§ THE INPUT

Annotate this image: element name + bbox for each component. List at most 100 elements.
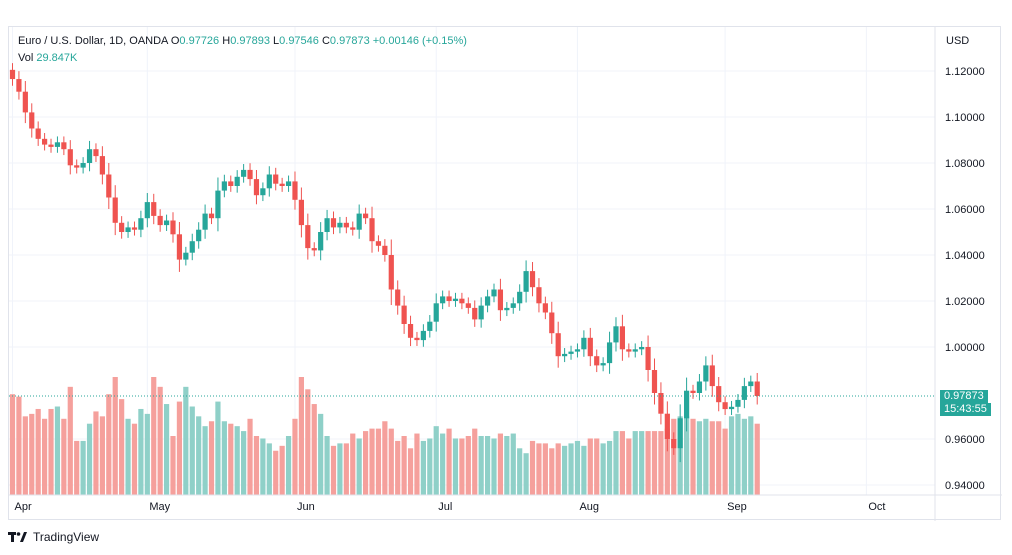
* * *
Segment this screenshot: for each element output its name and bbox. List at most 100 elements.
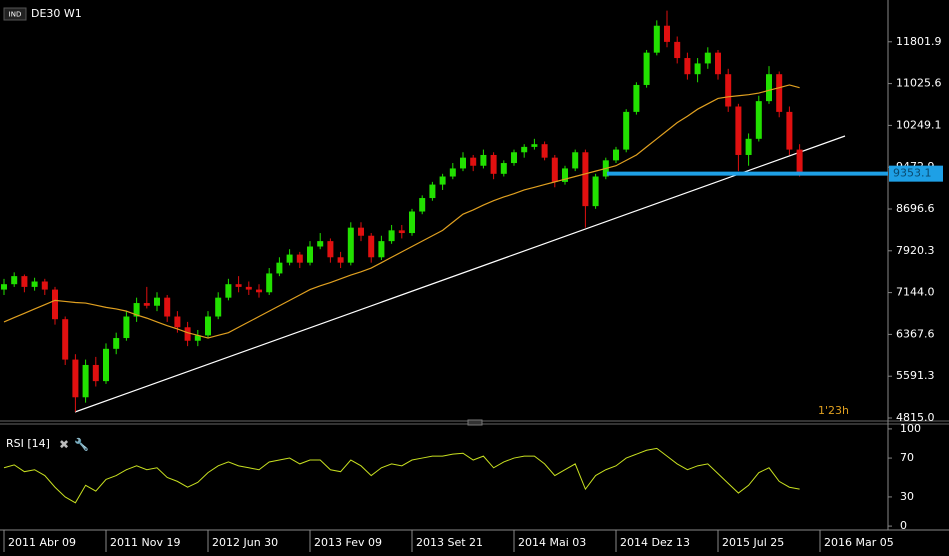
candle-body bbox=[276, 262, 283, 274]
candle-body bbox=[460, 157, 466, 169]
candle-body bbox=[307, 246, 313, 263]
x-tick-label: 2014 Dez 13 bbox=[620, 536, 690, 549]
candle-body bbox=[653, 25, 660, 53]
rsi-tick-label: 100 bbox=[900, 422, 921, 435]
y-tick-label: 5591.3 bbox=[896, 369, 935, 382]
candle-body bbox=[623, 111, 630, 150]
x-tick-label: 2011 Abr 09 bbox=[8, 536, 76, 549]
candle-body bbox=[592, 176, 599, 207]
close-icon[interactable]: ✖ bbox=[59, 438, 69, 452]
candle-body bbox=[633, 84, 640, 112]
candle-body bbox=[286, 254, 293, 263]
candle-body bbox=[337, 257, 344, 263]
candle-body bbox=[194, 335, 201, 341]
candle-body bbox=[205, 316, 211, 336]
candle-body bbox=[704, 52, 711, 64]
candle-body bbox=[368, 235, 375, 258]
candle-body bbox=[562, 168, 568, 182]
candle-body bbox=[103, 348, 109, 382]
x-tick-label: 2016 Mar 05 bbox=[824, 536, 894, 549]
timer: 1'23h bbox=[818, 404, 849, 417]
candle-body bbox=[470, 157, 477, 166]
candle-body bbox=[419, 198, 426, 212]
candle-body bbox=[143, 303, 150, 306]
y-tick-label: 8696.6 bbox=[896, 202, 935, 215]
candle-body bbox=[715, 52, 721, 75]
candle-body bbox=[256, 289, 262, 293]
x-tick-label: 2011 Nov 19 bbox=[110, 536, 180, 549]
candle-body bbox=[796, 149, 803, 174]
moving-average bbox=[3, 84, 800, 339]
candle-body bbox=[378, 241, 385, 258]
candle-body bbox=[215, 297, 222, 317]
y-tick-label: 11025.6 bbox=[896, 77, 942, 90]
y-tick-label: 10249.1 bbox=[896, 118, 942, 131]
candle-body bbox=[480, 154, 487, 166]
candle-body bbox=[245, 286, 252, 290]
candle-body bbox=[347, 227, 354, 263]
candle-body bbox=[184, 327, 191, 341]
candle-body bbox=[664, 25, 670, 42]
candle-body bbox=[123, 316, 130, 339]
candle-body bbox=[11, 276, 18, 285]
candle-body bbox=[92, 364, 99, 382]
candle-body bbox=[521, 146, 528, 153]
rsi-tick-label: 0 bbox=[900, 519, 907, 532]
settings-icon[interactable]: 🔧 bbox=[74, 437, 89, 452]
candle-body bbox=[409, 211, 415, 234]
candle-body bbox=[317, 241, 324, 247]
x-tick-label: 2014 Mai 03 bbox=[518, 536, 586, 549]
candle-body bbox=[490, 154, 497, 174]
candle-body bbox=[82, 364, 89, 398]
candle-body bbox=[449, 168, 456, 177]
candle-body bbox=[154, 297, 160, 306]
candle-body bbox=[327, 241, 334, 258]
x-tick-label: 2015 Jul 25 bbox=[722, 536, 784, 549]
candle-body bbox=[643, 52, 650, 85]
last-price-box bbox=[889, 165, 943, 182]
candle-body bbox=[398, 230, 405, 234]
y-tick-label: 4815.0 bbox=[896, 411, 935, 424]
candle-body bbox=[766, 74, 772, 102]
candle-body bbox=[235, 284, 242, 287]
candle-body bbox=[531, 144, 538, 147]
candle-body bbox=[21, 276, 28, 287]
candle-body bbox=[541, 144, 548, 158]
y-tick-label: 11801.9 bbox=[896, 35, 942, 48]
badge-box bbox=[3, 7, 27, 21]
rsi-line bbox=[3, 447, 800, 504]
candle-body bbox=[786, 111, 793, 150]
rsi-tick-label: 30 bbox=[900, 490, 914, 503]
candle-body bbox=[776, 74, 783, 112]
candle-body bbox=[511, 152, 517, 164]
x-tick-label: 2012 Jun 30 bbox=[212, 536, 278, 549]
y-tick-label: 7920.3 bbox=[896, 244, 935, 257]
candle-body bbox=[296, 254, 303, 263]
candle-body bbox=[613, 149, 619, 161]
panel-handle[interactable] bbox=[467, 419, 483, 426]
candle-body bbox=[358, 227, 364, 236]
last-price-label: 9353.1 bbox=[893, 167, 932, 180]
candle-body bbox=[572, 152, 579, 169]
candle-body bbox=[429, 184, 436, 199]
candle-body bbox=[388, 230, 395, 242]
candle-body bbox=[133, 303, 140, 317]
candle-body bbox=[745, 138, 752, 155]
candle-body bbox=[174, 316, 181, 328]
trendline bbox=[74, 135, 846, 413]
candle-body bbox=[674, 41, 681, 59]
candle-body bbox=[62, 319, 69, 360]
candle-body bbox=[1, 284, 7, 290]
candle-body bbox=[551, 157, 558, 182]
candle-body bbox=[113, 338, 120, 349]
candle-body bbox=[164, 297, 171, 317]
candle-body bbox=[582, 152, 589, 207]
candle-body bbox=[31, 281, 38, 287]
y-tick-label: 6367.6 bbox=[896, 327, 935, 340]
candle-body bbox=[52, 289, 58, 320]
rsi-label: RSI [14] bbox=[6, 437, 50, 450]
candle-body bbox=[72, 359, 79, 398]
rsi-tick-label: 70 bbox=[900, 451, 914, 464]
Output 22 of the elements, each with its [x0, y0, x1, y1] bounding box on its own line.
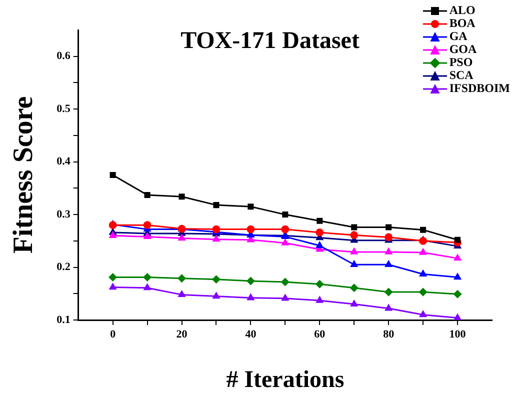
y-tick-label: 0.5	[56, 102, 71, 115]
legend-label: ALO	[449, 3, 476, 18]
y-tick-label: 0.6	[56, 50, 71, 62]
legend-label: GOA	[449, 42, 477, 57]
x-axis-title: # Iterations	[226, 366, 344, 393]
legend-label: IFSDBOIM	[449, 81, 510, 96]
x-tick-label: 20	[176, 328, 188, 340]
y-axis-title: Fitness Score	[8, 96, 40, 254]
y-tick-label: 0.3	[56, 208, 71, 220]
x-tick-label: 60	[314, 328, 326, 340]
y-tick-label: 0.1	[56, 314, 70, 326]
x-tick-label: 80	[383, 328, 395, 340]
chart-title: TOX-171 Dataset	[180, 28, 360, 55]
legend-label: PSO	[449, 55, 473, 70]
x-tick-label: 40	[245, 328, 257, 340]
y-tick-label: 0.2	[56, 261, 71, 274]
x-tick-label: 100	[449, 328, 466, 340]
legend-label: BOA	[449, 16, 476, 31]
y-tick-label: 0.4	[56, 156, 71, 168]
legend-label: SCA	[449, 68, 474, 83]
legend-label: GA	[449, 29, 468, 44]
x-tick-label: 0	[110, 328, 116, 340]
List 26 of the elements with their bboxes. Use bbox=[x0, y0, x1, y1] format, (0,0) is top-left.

§ GIVEN EXERCISE
Please reproduce the items from the line with "Segment this screenshot: for" to the line with "candle-body bbox=[623, 111, 630, 150]", both included, leaving out the pictures.

§ FINISHED ANSWER
Segment this screenshot: for each element output its name and bbox. List at most 100 elements.
candle-body bbox=[276, 262, 283, 274]
candle-body bbox=[460, 157, 466, 169]
candle-body bbox=[307, 246, 313, 263]
x-tick-label: 2014 Dez 13 bbox=[620, 536, 690, 549]
candle-body bbox=[653, 25, 660, 53]
rsi-tick-label: 100 bbox=[900, 422, 921, 435]
y-tick-label: 5591.3 bbox=[896, 369, 935, 382]
candle-body bbox=[623, 111, 630, 150]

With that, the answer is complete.